Work out how many lines of the listing hold "should", then state only that count.

_____

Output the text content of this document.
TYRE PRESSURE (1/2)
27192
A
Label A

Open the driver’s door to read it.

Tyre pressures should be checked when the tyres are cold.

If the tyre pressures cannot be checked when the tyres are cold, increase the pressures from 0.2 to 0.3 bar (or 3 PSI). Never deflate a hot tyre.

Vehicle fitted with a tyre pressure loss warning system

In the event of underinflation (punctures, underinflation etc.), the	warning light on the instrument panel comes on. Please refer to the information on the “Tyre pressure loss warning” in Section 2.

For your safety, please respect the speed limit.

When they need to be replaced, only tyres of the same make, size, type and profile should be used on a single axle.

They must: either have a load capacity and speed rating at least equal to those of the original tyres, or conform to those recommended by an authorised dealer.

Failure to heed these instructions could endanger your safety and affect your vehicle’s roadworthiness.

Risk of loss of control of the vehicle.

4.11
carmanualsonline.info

_____

▶ [CORRECT RESULT]: 2